Omit the pictures, then write out every entry exactly as it reads.

===

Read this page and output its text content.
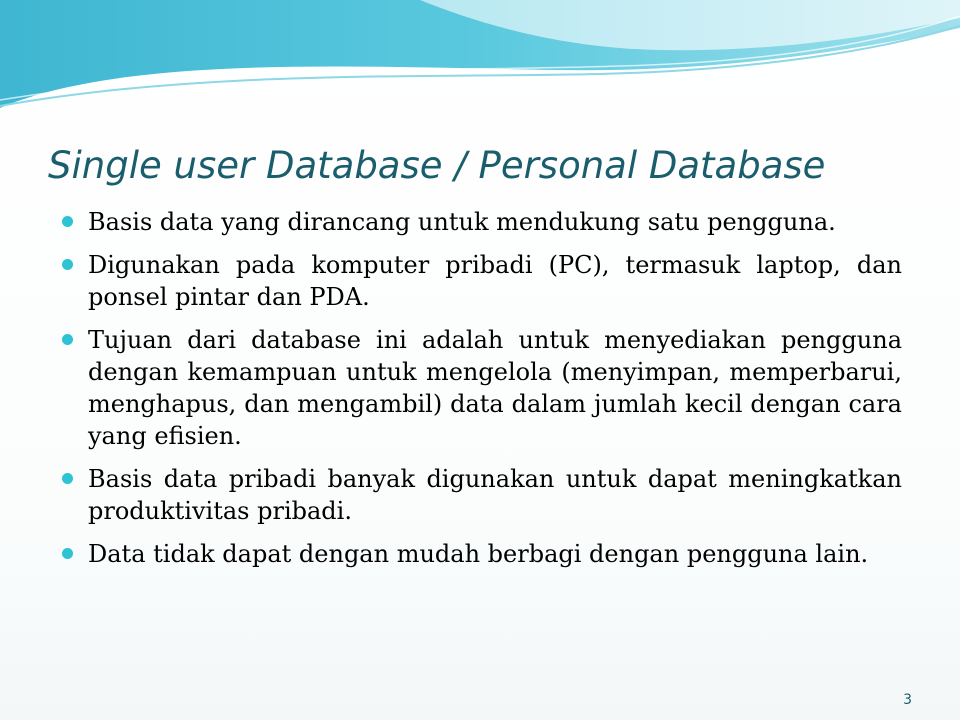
Single user Database / Personal Database
Basis data yang dirancang untuk mendukung satu pengguna.
Digunakan pada komputer pribadi (PC), termasuk laptop, dan ponsel pintar dan PDA.
Tujuan dari database ini adalah untuk menyediakan pengguna dengan kemampuan untuk mengelola (menyimpan, memperbarui, menghapus, dan mengambil) data dalam jumlah kecil dengan cara yang efisien.
Basis data pribadi banyak digunakan untuk dapat meningkatkan produktivitas pribadi.
Data tidak dapat dengan mudah berbagi dengan pengguna lain.
3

===

Reply:
Read this page and output its text content.
Single user Database / Personal Database
Basis data yang dirancang untuk mendukung satu pengguna.
Digunakan pada komputer pribadi (PC), termasuk laptop, dan ponsel pintar dan PDA.
Tujuan dari database ini adalah untuk menyediakan pengguna dengan kemampuan untuk mengelola (menyimpan, memperbarui, menghapus, dan mengambil) data dalam jumlah kecil dengan cara yang efisien.
Basis data pribadi banyak digunakan untuk dapat meningkatkan produktivitas pribadi.
Data tidak dapat dengan mudah berbagi dengan pengguna lain.
3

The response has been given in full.